REQUIREMENT
Count how many lines mention the word "JSON". Write that number alone.

RECORDED INFORMATION
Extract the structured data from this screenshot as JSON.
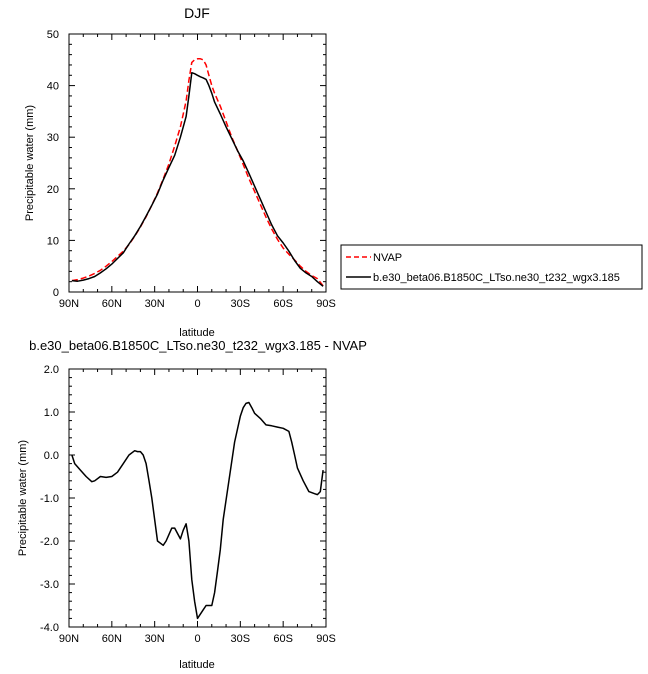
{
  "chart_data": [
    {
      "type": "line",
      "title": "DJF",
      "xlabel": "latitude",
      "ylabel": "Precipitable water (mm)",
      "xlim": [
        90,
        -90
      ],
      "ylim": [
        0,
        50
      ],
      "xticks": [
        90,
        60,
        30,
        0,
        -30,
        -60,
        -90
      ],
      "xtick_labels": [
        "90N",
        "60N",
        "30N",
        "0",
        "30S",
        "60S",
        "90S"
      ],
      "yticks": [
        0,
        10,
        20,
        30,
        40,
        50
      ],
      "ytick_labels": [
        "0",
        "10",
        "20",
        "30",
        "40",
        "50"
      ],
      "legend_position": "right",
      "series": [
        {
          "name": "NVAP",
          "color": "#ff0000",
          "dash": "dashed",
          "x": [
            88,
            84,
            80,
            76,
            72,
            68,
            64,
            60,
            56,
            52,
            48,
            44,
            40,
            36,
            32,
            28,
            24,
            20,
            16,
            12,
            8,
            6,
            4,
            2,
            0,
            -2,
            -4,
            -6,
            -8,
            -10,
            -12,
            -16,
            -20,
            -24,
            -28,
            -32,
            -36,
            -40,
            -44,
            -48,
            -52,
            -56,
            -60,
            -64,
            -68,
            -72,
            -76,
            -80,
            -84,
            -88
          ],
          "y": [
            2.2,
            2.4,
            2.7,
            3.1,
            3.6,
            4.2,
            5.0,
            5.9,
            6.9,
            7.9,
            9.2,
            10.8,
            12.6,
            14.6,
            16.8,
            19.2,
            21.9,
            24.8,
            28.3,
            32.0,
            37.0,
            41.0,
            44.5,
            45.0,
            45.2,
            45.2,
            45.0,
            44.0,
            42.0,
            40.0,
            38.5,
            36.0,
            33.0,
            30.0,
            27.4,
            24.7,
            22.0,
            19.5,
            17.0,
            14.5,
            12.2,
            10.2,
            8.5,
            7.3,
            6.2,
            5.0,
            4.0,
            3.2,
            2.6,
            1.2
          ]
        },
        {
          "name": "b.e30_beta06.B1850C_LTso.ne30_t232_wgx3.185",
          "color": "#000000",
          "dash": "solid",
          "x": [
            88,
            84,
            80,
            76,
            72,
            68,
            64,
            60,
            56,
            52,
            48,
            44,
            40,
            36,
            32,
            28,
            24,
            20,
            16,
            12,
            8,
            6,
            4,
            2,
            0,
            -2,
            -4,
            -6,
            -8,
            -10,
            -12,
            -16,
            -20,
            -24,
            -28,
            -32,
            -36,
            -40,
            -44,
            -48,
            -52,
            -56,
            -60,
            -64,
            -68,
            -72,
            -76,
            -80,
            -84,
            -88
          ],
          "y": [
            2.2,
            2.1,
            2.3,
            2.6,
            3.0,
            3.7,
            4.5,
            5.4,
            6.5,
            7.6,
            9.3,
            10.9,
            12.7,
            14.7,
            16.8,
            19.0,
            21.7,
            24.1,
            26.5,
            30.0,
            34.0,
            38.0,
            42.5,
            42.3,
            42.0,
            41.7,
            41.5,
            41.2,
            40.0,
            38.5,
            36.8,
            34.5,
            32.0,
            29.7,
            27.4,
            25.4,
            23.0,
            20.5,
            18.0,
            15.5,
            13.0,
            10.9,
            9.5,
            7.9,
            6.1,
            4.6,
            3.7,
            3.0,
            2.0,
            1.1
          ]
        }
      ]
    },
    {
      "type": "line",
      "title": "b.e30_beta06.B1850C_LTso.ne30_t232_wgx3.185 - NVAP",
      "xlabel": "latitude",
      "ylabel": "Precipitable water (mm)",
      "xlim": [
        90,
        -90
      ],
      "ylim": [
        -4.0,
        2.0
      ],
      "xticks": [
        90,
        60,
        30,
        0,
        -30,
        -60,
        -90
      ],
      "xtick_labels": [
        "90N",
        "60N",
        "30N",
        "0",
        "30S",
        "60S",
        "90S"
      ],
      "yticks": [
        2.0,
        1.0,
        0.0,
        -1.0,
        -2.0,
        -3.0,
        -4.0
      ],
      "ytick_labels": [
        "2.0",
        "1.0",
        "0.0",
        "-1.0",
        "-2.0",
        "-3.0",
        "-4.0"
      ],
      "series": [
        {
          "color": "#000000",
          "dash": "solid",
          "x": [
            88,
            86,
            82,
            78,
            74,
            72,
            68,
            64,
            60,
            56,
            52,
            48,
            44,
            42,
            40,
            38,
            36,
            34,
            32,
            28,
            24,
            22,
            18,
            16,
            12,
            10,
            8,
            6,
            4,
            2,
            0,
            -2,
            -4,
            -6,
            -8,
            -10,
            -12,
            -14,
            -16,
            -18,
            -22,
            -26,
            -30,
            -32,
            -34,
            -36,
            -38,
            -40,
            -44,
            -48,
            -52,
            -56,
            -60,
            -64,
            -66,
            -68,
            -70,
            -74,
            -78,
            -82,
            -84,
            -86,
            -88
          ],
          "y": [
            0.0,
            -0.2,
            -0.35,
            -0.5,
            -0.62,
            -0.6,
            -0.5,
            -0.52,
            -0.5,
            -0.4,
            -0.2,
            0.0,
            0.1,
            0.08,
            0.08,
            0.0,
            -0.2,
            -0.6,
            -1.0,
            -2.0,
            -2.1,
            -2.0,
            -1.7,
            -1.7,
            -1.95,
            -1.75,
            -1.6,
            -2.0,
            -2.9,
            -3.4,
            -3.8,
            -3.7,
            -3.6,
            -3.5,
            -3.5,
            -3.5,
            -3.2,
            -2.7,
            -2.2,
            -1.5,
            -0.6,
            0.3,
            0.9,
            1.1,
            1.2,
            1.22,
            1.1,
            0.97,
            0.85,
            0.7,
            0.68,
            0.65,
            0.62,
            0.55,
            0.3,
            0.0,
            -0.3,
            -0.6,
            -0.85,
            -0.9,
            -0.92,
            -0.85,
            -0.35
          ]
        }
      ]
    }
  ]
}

* * *

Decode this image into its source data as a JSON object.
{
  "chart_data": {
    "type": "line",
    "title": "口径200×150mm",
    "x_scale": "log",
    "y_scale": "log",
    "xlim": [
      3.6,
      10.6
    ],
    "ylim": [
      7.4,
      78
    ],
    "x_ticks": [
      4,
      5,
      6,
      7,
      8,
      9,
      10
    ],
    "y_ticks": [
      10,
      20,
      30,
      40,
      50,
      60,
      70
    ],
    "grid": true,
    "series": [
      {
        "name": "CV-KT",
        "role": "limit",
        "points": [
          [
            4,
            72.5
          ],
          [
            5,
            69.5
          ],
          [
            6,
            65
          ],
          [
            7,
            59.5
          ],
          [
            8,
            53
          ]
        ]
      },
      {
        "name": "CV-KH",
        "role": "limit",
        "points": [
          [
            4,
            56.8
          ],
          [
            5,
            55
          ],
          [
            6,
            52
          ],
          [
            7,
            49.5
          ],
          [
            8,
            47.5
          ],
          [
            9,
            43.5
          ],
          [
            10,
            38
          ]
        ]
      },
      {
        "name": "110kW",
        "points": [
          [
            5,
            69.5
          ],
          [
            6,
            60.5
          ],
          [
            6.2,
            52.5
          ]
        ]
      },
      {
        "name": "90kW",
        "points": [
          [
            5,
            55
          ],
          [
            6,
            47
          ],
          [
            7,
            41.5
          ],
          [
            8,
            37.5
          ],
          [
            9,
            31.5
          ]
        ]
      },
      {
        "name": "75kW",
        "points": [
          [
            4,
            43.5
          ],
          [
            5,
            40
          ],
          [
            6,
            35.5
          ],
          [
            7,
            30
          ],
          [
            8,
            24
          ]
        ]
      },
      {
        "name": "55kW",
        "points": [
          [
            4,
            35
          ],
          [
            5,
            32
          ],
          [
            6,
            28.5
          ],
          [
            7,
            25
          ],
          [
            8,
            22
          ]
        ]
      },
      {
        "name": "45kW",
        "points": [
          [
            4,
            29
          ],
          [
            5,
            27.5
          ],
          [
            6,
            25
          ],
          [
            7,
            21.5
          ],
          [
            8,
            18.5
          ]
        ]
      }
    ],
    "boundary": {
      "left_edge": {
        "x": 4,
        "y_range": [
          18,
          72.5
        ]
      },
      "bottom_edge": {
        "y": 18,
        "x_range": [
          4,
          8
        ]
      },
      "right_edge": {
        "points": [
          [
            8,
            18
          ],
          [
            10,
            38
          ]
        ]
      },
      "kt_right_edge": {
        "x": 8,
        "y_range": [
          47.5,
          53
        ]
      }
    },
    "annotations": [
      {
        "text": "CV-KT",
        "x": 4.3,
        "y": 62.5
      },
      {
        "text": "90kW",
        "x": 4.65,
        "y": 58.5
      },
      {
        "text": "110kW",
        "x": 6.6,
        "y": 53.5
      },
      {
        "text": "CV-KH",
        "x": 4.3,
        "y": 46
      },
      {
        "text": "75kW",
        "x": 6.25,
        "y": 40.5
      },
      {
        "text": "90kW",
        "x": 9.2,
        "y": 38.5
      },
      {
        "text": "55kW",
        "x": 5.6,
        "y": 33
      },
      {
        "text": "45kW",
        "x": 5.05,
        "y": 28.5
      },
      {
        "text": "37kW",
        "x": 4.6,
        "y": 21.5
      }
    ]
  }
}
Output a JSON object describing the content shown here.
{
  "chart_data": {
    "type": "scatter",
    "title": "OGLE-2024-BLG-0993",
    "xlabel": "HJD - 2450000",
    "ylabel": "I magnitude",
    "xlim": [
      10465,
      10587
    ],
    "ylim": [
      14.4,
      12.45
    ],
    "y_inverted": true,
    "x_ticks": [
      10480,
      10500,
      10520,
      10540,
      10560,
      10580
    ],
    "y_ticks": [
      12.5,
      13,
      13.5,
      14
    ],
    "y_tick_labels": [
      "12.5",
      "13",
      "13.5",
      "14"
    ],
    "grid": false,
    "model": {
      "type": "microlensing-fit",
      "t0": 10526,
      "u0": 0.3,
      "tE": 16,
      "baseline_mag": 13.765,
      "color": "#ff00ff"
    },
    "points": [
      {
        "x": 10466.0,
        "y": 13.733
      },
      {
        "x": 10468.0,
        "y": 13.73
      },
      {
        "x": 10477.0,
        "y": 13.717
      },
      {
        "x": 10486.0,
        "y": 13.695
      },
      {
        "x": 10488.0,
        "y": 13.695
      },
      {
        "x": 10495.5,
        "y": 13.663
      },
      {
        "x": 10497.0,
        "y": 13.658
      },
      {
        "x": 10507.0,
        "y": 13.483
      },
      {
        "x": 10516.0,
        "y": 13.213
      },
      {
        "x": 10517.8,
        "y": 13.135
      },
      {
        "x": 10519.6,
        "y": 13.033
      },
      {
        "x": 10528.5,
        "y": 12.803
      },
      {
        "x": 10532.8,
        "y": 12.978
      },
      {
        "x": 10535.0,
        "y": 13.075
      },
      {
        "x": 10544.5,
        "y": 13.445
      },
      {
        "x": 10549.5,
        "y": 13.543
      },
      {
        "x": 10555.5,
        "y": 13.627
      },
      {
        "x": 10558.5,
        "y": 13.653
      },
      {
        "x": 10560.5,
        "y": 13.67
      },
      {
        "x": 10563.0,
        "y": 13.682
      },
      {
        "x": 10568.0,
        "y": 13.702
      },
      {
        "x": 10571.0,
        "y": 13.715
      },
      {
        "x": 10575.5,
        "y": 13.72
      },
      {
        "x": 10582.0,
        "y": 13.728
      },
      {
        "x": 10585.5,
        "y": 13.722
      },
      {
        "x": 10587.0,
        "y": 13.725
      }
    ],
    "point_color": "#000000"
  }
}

RESULT OF THE EXERCISE
3